TRABALHO PEDIDO:
- a) Retorne o trecho do texto sobre o Pisa que vai de "O estudo aponta" a "2015 e 2025.", sem nenhuma alteração.
- b) Diga se cada afirmação abaixo está de acordo com o texto sobre o Pisa, respondendo sim ou não e citando literalmente as palavras do texto que decidem: (i) No Brasil, 28% dos estudantes demonstraram proficiência em matemática. (ii) A média dos países da OCDE em interpretação de texto é de 49%. (iii) Em 2022, 81% dos alunos estudavam em instituições que vetavam celulares.

TEXTO DADO:
# # # #
Cerca de metade dos estudantes de 15 anos no Brasil, 49%, possui as habilidades necessárias para a interpretação de texto, segundo o Programa Internacional de Avaliação de Estudantes (Pisa 2025). O levantamento da Organização para Cooperação e Desenvolvimento Econômico (OCDE), publicado nesta terça-feira (8), indica que o índice brasileiro é inferior à média de 69% dos 38 países-membros.
A pesquisa define como proficientes os alunos capazes de identificar a ideia principal em textos de extensão moderada e localizar informações complexas. No Brasil, apenas 1% dos jovens apresentam alta performance na leitura, conseguindo distinguir fatos de opiniões e lidar com conceitos abstratos, enquanto a média da OCDE é de 6%.
A maior deficiência brasileira ocorre em matemática, onde apenas 28% dos estudantes demonstraram proficiência, contra 65% nos países da OCDE. Esse grupo é capaz de representar situações simples matematicamente, como a conversão de preços para moedas diferentes, sem a necessidade de instruções diretas.
O estudo aponta que a desigualdade socioeconômica impacta os resultados no Brasil acima da média da OCDE. Nas ciências naturais, a nota média dos 25% mais ricos supera em 96 pontos a dos 25% mais pobres. Como cada 20 pontos equivalem a um ano de aprendizado, a disparidade se aprofundou entre 2015 e 2025.
A precariedade estrutural também foi mapeada. A estimativa é que 28% dos alunos frequentem instalações precárias, 26% sofram com a falta de materiais e 21% estudem em escolas com carência de professores. O relatório sugere que problemas estruturais e distrações digitais contribuem para o declínio global da performance escolar.
Sobre a tecnologia, 48% dos adolescentes brasileiros usam chatbots de inteligência artificial para estudos ao menos uma vez por semana, índice superior aos 46% da OCDE. Em contrapartida, a proibição de celulares nas escolas cresceu: 81% dos alunos estudam em instituições que vetam os aparelhos, contra 37% em 2022.
# # # #
REGISTROS DO CONJUNTO:
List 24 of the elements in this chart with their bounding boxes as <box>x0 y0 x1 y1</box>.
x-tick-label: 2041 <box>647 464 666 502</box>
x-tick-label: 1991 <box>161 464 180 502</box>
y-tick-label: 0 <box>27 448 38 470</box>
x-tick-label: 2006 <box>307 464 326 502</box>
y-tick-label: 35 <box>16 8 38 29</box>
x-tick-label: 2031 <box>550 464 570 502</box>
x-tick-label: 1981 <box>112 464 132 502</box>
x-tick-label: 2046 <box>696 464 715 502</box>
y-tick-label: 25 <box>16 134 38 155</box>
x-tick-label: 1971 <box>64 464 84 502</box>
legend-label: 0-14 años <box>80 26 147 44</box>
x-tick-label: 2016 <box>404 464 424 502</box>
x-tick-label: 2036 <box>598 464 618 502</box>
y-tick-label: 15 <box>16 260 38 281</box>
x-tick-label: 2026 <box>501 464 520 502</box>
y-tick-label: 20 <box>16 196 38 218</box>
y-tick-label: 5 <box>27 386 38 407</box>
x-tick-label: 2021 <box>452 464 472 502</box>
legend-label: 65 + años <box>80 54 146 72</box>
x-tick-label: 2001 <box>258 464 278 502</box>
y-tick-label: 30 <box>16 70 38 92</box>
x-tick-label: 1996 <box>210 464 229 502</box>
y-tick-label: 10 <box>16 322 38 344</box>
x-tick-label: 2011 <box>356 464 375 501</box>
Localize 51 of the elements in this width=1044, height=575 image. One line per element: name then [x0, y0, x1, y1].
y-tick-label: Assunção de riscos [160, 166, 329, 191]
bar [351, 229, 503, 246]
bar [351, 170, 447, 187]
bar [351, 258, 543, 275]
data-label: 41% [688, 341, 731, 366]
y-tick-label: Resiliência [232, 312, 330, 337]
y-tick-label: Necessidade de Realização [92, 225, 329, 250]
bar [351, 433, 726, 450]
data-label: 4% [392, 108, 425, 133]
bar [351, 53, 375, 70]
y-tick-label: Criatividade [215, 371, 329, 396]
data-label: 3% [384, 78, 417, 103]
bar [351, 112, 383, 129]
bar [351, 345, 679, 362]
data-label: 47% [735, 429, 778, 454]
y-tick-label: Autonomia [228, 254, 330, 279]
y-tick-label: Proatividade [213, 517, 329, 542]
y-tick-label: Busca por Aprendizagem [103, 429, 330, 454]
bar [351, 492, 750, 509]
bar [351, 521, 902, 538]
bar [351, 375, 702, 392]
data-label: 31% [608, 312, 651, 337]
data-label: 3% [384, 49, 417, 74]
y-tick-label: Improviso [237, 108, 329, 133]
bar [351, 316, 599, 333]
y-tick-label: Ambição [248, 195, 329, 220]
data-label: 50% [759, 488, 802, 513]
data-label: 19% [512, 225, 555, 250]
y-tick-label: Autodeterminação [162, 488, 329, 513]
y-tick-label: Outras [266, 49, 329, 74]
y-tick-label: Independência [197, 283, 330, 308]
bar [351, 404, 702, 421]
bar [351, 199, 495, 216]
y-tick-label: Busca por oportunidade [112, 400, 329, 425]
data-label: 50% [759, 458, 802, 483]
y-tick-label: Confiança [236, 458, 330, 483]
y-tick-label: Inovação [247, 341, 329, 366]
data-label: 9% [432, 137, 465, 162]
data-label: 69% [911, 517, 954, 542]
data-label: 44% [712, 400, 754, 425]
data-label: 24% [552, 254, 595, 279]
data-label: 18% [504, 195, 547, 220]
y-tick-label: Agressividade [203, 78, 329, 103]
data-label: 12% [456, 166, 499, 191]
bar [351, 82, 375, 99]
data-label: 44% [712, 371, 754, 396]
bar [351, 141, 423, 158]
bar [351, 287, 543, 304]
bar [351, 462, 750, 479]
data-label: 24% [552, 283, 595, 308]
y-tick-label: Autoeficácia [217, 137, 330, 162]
# # # #
RESPOSTAS POR TAREFA:
- a)
O estudo aponta que a desigualdade socioeconômica impacta os resultados no Brasil acima da média da OCDE. Nas ciências naturais, a nota média dos 25% mais ricos supera em 96 pontos a dos 25% mais pobres. Como cada 20 pontos equivalem a um ano de aprendizado, a disparidade se aprofundou entre 2015 e 2025.

- b)
(i) Sim: "apenas 28% dos estudantes demonstraram proficiência, contra 65% nos países da OCDE".
(ii) Não: "o índice brasileiro é inferior à média de 69% dos 38 países-membros".
(iii) Não: "81% dos alunos estudam em instituições que vetam os aparelhos, contra 37% em 2022".